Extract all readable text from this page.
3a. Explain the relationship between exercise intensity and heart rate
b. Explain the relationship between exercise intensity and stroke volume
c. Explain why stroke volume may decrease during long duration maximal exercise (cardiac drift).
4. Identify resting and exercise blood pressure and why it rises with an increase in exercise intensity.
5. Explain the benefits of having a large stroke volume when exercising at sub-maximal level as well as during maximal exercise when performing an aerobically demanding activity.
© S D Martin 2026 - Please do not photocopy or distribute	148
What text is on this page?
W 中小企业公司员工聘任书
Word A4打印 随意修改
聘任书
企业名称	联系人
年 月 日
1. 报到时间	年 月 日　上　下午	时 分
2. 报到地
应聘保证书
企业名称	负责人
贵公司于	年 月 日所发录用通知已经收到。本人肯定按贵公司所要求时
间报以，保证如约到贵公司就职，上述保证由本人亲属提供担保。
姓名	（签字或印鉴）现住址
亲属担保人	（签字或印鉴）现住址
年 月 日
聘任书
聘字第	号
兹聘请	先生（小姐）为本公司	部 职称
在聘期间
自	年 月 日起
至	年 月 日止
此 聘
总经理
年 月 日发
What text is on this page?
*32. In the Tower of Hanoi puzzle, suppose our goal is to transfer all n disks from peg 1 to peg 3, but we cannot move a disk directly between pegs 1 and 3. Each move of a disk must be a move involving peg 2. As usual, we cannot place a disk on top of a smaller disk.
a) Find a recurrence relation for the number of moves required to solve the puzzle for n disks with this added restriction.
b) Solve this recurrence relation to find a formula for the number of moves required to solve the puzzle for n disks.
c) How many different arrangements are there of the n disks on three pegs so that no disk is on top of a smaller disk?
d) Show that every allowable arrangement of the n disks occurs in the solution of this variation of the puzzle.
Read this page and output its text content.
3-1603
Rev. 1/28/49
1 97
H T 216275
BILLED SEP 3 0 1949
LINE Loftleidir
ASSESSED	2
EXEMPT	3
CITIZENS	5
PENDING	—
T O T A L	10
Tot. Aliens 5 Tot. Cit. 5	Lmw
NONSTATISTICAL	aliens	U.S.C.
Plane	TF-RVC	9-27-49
━━━
### EXERCISE DETAILS:
Go through the records and print each one exactly.

### EXERCISE RESULT:
Extract all readable text from this page.
3a. Explain the relationship between exercise intensity and heart rate
b. Explain the relationship between exercise intensity and stroke volume
c. Explain why stroke volume may decrease during long duration maximal exercise (cardiac drift).
4. Identify resting and exercise blood pressure and why it rises with an increase in exercise intensity.
5. Explain the benefits of having a large stroke volume when exercising at sub-maximal level as well as during maximal exercise when performing an aerobically demanding activity.
© S D Martin 2026 - Please do not photocopy or distribute	148
What text is on this page?
W 中小企业公司员工聘任书
Word A4打印 随意修改
聘任书
企业名称	联系人
年 月 日
1. 报到时间	年 月 日　上　下午	时 分
2. 报到地
应聘保证书
企业名称	负责人
贵公司于	年 月 日所发录用通知已经收到。本人肯定按贵公司所要求时
间报以，保证如约到贵公司就职，上述保证由本人亲属提供担保。
姓名	（签字或印鉴）现住址
亲属担保人	（签字或印鉴）现住址
年 月 日
聘任书
聘字第	号
兹聘请	先生（小姐）为本公司	部 职称
在聘期间
自	年 月 日起
至	年 月 日止
此 聘
总经理
年 月 日发
What text is on this page?
*32. In the Tower of Hanoi puzzle, suppose our goal is to transfer all n disks from peg 1 to peg 3, but we cannot move a disk directly between pegs 1 and 3. Each move of a disk must be a move involving peg 2. As usual, we cannot place a disk on top of a smaller disk.
a) Find a recurrence relation for the number of moves required to solve the puzzle for n disks with this added restriction.
b) Solve this recurrence relation to find a formula for the number of moves required to solve the puzzle for n disks.
c) How many different arrangements are there of the n disks on three pegs so that no disk is on top of a smaller disk?
d) Show that every allowable arrangement of the n disks occurs in the solution of this variation of the puzzle.
Read this page and output its text content.
3-1603
Rev. 1/28/49
1 97
H T 216275
BILLED SEP 3 0 1949
LINE Loftleidir
ASSESSED	2
EXEMPT	3
CITIZENS	5
PENDING	—
T O T A L	10
Tot. Aliens 5 Tot. Cit. 5	Lmw
NONSTATISTICAL	aliens	U.S.C.
Plane	TF-RVC	9-27-49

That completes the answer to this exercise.